### WRITTEN REQUEST
Copy out word for word the stretch of lines below, from the line containing "Extract all elements" through the line containing "cable-2-cell: 12.7 xyxy=(228,594,322,626)", leaving out any pictures.

### DATA TO PROCESS
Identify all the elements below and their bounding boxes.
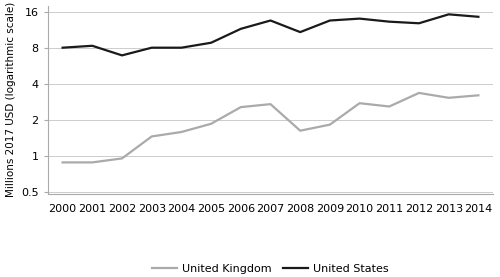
==
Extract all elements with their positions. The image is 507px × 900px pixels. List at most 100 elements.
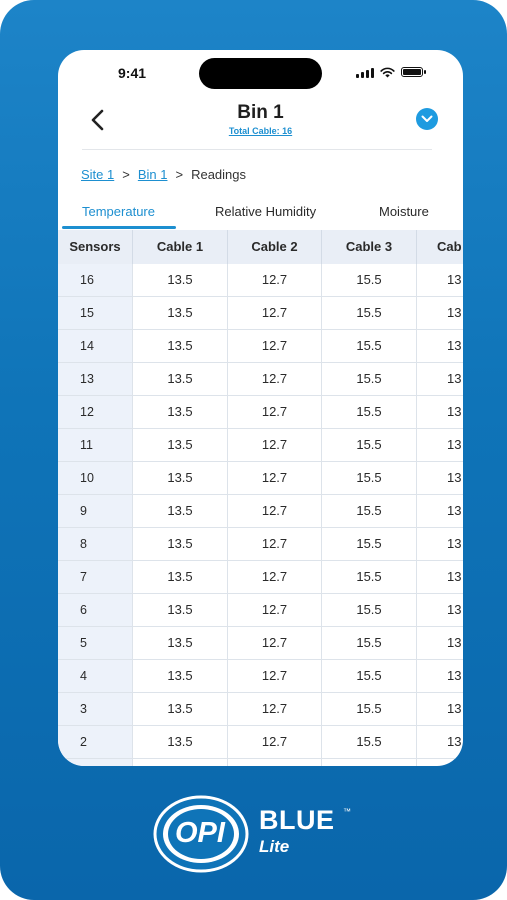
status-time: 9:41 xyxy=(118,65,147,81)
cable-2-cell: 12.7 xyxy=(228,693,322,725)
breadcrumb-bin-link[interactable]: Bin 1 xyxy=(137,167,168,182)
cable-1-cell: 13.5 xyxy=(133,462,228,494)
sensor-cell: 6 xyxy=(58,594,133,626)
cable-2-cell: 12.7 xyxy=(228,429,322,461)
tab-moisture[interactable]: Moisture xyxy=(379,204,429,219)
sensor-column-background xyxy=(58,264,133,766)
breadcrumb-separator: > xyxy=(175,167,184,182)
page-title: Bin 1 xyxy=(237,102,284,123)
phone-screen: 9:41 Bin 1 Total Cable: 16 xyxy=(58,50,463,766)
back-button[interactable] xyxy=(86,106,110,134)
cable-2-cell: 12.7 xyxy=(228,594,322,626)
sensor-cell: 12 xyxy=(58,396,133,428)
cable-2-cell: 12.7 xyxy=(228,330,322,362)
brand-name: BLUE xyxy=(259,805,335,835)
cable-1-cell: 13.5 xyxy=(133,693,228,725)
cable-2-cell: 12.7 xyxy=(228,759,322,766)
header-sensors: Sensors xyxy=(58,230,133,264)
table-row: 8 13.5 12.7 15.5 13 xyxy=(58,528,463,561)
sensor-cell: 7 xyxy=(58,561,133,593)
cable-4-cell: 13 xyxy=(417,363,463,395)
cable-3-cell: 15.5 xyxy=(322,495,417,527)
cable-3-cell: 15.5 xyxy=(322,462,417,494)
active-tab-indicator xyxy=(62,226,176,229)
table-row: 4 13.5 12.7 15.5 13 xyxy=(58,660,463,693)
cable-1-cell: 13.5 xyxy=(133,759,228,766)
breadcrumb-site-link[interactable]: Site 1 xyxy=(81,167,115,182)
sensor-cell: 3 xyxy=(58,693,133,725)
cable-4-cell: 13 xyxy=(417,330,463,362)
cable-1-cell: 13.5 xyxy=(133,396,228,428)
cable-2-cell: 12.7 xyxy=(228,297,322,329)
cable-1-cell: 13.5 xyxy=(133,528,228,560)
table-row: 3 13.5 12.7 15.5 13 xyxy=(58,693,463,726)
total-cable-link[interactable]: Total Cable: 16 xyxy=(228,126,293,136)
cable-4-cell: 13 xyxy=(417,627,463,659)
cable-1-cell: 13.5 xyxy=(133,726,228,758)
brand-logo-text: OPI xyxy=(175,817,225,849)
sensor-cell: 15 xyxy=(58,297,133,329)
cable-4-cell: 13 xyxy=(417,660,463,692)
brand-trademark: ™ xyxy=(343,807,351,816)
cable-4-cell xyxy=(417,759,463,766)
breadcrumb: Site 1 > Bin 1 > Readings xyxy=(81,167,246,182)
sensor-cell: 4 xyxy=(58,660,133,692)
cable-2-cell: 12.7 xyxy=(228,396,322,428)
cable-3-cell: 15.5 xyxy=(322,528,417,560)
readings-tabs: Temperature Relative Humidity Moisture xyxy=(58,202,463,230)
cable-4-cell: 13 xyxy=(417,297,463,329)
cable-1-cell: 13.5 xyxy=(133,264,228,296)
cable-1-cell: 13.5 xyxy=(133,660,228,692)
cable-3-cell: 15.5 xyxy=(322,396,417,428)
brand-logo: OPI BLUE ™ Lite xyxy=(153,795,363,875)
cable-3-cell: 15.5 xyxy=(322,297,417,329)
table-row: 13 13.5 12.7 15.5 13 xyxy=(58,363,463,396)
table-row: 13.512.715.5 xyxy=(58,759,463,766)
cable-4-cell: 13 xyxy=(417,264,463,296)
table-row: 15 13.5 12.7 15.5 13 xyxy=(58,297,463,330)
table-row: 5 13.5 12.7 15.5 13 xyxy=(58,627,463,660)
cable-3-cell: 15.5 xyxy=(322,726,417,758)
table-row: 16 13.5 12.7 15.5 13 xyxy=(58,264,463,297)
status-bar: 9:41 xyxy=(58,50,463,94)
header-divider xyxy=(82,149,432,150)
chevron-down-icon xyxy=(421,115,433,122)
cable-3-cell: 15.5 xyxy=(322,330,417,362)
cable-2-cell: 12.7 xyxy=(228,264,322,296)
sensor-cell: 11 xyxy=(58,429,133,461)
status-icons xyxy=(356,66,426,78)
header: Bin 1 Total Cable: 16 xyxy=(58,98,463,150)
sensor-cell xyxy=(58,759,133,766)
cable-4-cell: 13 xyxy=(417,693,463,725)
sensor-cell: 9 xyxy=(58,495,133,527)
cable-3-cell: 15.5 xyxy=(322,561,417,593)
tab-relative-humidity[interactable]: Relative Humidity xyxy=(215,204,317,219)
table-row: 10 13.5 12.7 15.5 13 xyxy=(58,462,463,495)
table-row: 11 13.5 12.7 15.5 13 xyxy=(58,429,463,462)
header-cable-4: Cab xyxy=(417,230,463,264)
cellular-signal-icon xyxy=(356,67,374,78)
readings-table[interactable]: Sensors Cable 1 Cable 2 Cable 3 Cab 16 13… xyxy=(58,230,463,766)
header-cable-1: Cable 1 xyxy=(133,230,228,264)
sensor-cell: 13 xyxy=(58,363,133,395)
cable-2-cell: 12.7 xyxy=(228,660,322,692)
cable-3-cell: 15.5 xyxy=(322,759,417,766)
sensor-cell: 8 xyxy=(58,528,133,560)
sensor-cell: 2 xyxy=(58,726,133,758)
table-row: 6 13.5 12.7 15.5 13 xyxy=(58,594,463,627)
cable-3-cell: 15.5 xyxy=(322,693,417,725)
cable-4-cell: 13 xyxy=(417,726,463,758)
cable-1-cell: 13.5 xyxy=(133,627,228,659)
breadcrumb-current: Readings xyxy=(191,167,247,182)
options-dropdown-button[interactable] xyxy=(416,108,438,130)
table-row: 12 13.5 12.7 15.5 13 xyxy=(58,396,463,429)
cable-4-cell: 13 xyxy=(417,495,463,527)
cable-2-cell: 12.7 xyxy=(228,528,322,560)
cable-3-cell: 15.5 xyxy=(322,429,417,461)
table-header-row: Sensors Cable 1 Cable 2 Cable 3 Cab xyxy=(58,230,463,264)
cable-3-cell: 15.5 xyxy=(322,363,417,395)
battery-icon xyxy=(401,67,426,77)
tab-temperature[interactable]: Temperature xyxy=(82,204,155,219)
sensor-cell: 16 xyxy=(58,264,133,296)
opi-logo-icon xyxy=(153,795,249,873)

### WORKED ANSWER
Extract all elements with their positions. The image is 507px × 900px pixels. List at most 100 elements.
status-time: 9:41 xyxy=(118,65,147,81)
cable-2-cell: 12.7 xyxy=(228,693,322,725)
breadcrumb-bin-link[interactable]: Bin 1 xyxy=(137,167,168,182)
cable-1-cell: 13.5 xyxy=(133,462,228,494)
sensor-cell: 6 xyxy=(58,594,133,626)
cable-2-cell: 12.7 xyxy=(228,429,322,461)
tab-moisture[interactable]: Moisture xyxy=(379,204,429,219)
sensor-column-background xyxy=(58,264,133,766)
breadcrumb-separator: > xyxy=(175,167,184,182)
page-title: Bin 1 xyxy=(237,102,284,123)
phone-screen: 9:41 Bin 1 Total Cable: 16 xyxy=(58,50,463,766)
back-button[interactable] xyxy=(86,106,110,134)
cable-2-cell: 12.7 xyxy=(228,594,322,626)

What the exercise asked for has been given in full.